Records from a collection
▬▬▬▬▬▬

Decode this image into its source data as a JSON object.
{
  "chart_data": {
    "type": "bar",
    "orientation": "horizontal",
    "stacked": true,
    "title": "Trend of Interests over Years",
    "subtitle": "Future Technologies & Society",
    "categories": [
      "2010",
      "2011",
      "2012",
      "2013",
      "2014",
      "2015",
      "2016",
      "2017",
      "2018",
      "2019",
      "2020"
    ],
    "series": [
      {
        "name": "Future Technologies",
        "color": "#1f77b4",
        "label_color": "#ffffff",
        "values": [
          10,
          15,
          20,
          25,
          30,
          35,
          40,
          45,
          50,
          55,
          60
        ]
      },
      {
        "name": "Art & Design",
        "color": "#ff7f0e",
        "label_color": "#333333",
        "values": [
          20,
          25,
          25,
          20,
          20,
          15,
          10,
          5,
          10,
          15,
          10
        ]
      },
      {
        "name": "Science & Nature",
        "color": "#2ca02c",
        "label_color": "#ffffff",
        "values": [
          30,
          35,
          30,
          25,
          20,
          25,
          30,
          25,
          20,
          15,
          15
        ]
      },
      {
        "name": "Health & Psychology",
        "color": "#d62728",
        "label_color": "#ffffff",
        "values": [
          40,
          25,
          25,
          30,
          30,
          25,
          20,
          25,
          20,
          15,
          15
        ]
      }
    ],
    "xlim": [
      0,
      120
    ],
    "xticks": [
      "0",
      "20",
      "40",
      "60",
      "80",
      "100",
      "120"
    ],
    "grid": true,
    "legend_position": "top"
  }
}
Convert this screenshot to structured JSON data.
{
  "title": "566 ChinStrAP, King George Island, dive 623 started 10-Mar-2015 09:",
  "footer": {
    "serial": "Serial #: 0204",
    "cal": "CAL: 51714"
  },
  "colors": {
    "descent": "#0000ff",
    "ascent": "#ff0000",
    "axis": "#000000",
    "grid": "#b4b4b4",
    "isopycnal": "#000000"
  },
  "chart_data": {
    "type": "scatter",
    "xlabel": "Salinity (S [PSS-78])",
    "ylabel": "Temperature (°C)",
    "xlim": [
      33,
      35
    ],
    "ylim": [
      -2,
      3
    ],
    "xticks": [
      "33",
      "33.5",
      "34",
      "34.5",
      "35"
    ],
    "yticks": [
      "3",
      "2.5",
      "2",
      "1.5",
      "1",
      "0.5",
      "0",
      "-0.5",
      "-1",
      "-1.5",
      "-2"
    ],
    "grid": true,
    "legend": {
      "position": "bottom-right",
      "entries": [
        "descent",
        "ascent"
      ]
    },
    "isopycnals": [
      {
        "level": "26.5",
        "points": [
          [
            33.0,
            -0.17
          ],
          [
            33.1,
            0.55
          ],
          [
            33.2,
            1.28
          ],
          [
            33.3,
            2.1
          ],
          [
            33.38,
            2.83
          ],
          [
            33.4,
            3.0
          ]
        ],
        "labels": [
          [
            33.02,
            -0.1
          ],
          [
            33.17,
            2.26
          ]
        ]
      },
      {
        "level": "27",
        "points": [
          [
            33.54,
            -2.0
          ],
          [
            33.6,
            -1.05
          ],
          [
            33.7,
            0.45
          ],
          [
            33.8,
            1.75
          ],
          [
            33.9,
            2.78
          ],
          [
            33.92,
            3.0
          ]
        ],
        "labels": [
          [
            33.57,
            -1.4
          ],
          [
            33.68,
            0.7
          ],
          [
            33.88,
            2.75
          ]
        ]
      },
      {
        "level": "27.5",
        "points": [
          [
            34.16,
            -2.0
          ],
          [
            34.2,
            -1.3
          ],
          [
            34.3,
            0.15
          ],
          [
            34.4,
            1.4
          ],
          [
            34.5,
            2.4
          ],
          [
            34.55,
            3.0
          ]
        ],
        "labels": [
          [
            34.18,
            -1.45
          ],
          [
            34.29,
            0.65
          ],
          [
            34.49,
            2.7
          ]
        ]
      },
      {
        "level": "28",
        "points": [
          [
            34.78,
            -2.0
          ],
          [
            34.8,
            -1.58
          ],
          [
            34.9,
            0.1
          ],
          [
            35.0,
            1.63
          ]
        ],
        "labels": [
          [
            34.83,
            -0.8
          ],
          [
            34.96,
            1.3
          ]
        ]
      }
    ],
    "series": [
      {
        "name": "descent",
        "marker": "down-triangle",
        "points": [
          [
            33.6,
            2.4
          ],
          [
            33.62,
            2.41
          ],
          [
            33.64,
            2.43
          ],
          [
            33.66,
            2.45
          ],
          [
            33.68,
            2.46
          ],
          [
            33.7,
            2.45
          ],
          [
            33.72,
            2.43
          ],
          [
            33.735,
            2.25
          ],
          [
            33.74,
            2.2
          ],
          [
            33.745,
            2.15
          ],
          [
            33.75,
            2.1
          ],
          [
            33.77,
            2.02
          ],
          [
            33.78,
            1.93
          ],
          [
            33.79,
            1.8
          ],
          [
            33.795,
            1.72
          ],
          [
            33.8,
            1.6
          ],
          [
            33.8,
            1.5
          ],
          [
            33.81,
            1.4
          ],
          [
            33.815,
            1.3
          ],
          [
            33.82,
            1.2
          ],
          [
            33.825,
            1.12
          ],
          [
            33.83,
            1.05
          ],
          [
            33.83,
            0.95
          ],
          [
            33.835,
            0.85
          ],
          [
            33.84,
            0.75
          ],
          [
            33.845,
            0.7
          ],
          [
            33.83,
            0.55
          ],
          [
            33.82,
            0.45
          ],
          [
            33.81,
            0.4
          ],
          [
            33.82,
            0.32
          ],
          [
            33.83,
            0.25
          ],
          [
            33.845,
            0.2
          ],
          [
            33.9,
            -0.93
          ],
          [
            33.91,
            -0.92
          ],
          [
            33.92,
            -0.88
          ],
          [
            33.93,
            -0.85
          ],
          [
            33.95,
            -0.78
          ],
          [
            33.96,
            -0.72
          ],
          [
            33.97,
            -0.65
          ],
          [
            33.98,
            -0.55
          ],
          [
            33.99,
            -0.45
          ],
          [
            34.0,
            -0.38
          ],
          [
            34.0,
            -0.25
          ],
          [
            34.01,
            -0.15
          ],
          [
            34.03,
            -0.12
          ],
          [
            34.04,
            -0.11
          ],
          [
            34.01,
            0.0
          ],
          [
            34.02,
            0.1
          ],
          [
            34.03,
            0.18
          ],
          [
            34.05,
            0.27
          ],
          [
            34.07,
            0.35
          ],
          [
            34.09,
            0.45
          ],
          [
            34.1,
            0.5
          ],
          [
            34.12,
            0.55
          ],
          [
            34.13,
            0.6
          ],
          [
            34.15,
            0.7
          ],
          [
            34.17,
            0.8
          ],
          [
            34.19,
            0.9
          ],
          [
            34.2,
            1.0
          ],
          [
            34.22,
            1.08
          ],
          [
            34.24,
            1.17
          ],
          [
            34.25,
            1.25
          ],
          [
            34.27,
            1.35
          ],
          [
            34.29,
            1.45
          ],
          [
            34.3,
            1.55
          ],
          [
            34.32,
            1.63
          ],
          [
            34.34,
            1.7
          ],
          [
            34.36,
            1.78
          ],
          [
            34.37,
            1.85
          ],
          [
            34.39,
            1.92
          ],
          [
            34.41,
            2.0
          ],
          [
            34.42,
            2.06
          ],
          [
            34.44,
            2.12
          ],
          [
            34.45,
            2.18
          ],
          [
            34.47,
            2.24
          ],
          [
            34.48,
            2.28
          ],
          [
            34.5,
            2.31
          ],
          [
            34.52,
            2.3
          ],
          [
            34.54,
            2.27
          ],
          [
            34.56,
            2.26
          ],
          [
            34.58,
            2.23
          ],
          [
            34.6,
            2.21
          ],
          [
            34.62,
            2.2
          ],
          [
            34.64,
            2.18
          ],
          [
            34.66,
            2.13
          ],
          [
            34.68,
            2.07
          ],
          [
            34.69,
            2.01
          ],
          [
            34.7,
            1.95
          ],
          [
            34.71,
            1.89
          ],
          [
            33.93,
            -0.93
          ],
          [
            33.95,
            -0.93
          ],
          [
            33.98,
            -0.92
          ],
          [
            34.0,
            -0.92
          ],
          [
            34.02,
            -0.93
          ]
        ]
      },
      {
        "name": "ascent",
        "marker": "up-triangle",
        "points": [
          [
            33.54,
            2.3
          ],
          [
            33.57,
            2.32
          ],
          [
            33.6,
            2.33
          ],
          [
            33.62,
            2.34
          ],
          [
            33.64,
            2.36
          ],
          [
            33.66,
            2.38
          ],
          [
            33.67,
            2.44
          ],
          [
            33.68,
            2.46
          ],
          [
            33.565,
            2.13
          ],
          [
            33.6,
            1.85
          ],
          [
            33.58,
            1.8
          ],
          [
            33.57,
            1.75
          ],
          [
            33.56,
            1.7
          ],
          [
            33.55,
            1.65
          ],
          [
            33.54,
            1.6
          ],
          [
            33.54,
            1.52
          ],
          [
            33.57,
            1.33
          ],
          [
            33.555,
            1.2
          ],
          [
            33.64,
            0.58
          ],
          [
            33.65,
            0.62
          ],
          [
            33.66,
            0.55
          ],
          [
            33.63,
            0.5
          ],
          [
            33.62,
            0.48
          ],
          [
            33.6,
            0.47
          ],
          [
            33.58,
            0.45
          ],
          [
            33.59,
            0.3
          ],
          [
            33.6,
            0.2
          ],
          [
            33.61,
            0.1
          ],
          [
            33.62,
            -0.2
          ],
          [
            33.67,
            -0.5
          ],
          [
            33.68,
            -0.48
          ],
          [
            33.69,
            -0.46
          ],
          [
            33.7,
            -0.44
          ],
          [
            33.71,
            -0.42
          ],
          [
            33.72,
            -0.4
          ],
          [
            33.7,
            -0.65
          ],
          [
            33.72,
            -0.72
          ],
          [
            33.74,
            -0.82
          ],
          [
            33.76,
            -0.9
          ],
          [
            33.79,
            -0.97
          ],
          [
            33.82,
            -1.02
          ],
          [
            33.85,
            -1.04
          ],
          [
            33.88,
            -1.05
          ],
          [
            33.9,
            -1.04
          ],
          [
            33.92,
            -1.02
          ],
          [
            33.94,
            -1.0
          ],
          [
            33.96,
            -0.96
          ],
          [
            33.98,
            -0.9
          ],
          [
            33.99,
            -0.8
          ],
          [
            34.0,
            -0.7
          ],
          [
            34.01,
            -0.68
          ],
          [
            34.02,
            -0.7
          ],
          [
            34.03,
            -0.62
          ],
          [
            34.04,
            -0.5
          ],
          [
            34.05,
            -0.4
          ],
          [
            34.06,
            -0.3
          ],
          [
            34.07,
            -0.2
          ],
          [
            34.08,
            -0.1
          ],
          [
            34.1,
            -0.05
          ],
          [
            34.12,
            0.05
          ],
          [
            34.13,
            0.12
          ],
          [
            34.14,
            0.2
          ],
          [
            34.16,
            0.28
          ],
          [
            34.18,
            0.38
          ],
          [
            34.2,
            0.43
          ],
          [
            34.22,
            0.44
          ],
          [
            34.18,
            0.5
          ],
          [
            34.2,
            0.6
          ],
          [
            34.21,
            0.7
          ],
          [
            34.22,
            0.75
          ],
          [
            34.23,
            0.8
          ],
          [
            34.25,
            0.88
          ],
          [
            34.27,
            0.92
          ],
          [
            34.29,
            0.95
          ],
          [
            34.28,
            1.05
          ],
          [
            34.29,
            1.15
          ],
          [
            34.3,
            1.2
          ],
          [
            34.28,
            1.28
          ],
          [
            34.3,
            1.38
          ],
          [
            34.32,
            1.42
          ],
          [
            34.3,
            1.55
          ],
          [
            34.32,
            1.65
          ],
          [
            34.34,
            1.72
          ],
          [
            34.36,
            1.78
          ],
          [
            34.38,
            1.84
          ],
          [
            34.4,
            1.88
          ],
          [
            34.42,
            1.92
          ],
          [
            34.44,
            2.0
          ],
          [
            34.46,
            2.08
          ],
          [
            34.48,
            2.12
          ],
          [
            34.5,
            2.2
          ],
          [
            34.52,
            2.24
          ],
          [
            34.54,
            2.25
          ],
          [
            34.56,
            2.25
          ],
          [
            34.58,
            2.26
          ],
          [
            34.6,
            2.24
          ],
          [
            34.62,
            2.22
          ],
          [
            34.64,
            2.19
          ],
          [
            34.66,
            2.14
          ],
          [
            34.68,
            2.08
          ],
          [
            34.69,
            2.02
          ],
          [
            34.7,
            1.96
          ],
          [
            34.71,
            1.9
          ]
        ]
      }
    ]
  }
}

▬▬▬▬▬▬

Scan the material above for the string "marker" and report each line where you find it.

» **In response**
        "marker": "down-triangle",
        "marker": "up-triangle",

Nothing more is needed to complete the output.